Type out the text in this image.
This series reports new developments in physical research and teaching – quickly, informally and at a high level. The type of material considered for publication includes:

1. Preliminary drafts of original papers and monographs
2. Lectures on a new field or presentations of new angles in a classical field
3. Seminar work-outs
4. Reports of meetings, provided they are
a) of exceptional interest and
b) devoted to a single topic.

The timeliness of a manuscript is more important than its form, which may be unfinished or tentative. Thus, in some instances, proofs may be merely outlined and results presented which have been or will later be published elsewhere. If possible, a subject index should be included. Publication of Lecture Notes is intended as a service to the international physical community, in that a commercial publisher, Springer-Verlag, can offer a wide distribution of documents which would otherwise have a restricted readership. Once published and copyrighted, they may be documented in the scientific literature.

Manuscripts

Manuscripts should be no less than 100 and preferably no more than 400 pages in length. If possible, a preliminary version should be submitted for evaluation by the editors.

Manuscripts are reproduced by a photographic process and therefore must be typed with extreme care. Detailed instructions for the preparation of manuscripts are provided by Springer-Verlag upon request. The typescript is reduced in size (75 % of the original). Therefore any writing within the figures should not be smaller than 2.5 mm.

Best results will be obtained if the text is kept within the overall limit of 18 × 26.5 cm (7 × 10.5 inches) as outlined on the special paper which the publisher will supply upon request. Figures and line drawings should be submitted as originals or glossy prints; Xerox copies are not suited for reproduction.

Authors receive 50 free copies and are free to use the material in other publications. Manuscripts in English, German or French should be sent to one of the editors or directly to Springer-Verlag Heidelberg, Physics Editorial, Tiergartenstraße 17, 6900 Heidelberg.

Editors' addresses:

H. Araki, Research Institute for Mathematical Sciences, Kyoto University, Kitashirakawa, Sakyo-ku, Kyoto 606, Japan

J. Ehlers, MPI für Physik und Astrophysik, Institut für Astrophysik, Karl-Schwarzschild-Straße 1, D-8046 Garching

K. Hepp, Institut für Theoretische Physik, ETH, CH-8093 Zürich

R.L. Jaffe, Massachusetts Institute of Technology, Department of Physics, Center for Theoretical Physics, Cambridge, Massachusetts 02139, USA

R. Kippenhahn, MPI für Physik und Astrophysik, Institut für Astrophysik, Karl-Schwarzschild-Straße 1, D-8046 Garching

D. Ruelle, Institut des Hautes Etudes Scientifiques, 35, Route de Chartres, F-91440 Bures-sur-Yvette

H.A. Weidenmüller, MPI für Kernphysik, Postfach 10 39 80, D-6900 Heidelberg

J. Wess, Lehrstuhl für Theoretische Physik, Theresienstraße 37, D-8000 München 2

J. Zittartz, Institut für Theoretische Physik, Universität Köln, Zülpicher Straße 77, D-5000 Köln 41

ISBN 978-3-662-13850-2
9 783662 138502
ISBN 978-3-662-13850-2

########################################

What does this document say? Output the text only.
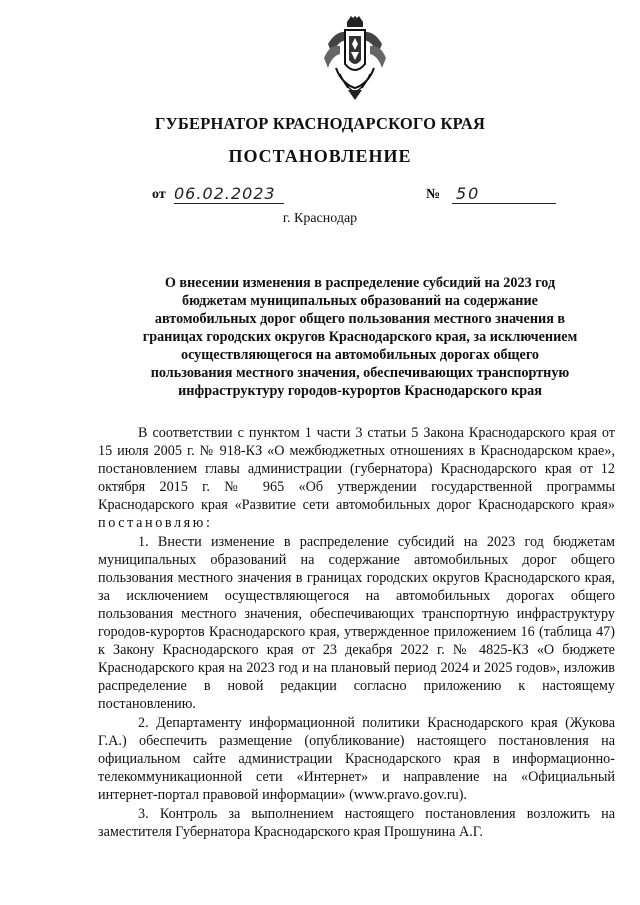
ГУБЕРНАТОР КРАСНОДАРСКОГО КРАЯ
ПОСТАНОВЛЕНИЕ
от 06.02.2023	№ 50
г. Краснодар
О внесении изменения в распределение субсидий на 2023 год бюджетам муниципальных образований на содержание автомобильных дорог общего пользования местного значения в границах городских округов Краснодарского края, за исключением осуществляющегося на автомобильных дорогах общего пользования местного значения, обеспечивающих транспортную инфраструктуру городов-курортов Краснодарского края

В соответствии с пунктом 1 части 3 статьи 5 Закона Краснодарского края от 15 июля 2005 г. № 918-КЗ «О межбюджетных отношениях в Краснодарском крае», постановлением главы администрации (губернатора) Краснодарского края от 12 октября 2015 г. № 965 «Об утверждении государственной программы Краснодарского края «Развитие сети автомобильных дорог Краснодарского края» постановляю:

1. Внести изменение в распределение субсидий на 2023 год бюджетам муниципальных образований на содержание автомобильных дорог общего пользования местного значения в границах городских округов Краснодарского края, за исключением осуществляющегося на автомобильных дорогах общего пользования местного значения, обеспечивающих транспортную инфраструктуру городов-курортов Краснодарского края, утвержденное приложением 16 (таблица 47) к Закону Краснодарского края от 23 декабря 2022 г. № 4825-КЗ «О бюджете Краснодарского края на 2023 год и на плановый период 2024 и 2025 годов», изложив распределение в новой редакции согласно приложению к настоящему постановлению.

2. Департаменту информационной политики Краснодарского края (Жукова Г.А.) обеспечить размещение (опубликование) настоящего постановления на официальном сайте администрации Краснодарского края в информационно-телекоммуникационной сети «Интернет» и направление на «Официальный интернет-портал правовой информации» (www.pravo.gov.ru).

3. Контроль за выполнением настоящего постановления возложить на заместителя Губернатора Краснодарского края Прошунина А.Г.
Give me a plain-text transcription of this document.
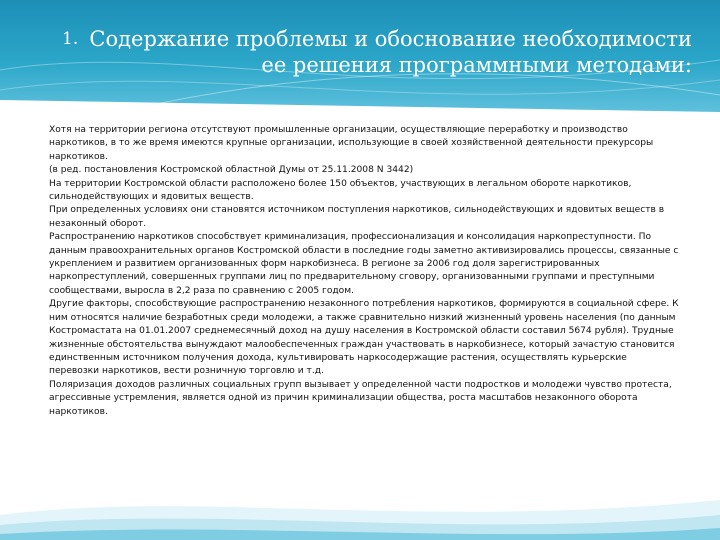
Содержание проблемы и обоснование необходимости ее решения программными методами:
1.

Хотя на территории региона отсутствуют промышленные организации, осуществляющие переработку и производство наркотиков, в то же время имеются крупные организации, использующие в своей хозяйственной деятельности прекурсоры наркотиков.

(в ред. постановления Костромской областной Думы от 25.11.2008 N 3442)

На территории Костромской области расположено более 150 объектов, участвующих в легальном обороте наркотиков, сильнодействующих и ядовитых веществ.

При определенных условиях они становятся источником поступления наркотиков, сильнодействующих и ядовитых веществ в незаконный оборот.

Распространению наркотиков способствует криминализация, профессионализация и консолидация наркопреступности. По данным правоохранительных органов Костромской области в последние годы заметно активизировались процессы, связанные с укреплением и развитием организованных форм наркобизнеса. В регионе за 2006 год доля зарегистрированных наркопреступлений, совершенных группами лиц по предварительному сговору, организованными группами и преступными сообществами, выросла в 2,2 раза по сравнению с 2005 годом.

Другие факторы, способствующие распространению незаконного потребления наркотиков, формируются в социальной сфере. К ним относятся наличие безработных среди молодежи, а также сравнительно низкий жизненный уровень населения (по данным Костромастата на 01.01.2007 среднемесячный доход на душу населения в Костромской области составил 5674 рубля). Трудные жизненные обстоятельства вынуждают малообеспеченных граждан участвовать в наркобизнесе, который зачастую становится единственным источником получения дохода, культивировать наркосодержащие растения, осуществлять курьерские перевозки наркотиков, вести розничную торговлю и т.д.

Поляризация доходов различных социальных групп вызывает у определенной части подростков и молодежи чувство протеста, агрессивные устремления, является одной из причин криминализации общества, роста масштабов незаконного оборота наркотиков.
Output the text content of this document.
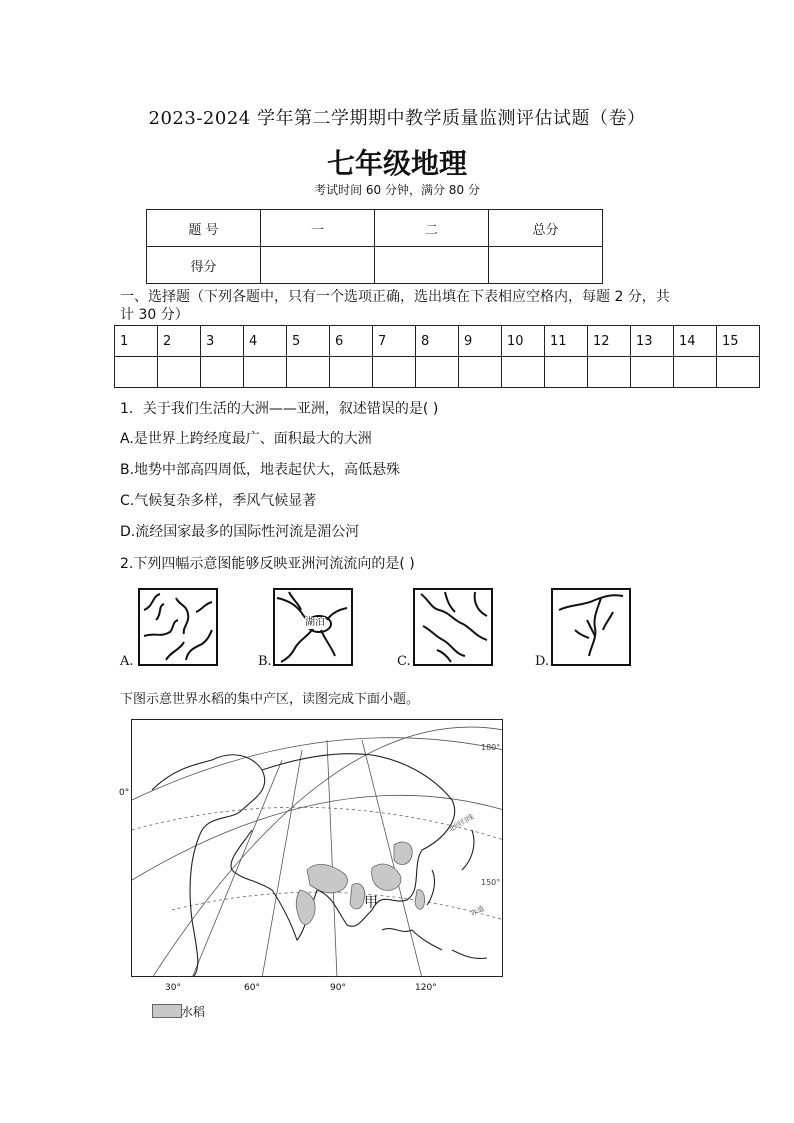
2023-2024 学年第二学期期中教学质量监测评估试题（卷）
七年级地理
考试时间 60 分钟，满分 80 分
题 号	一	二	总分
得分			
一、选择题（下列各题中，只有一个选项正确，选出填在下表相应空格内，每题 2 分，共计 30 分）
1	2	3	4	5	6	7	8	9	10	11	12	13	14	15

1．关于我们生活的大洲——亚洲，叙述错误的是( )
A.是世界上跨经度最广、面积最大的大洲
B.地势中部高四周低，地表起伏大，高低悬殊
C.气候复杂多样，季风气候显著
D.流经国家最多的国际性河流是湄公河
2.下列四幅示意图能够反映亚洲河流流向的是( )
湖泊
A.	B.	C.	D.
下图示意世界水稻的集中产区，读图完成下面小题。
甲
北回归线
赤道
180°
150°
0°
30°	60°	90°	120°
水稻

########################################

▶ **Job**
Check each line above for the word "незаконного", and copy the lines where it appears.

▶ **Expected answer**
Другие факторы, способствующие распространению незаконного потребления наркотиков, формируются в социальной сфере. К ним относятся наличие безработных среди молодежи, а также сравнительно низкий жизненный уровень населения (по данным Костромастата на 01.01.2007 среднемесячный доход на душу населения в Костромской области составил 5674 рубля). Трудные жизненные обстоятельства вынуждают малообеспеченных граждан участвовать в наркобизнесе, который зачастую становится единственным источником получения дохода, культивировать наркосодержащие растения, осуществлять курьерские перевозки наркотиков, вести розничную торговлю и т.д.
Поляризация доходов различных социальных групп вызывает у определенной части подростков и молодежи чувство протеста, агрессивные устремления, является одной из причин криминализации общества, роста масштабов незаконного оборота наркотиков.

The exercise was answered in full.